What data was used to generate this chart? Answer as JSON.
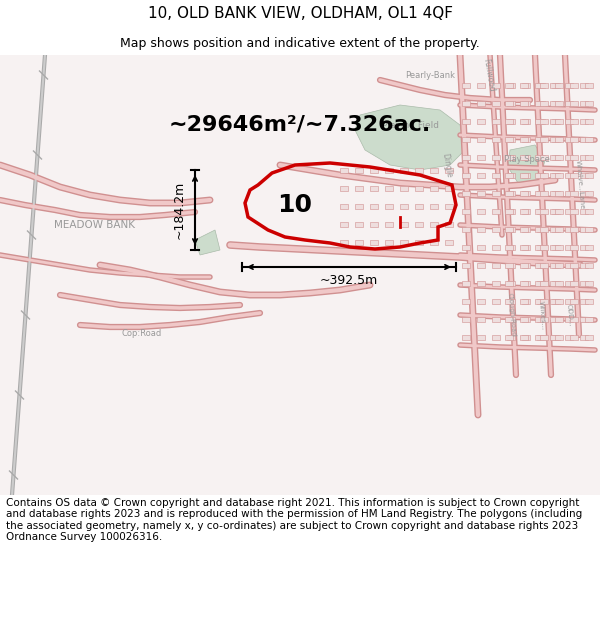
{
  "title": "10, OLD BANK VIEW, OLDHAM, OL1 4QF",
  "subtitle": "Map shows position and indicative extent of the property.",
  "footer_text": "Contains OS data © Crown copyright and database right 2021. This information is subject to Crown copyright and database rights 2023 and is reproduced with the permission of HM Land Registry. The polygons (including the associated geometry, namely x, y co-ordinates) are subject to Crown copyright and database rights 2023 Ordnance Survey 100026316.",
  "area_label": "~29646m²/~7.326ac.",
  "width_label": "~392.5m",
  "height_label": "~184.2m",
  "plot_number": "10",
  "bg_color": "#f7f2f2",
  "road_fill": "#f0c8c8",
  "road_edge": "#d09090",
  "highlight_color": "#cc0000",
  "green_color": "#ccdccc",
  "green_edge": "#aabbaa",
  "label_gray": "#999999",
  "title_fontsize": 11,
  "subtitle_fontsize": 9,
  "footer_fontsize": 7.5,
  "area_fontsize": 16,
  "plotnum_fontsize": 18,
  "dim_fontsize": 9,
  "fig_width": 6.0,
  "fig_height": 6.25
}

────

**Brief**
Without the pictures, restate all the entries above exactly.

**Response**
What data was used to generate this chart? Answer as JSON.
{
  "title": "10, OLD BANK VIEW, OLDHAM, OL1 4QF",
  "subtitle": "Map shows position and indicative extent of the property.",
  "footer_text": "Contains OS data © Crown copyright and database right 2021. This information is subject to Crown copyright and database rights 2023 and is reproduced with the permission of HM Land Registry. The polygons (including the associated geometry, namely x, y co-ordinates) are subject to Crown copyright and database rights 2023 Ordnance Survey 100026316.",
  "area_label": "~29646m²/~7.326ac.",
  "width_label": "~392.5m",
  "height_label": "~184.2m",
  "plot_number": "10",
  "bg_color": "#f7f2f2",
  "road_fill": "#f0c8c8",
  "road_edge": "#d09090",
  "highlight_color": "#cc0000",
  "green_color": "#ccdccc",
  "green_edge": "#aabbaa",
  "label_gray": "#999999",
  "title_fontsize": 11,
  "subtitle_fontsize": 9,
  "footer_fontsize": 7.5,
  "area_fontsize": 16,
  "plotnum_fontsize": 18,
  "dim_fontsize": 9,
  "fig_width": 6.0,
  "fig_height": 6.25
}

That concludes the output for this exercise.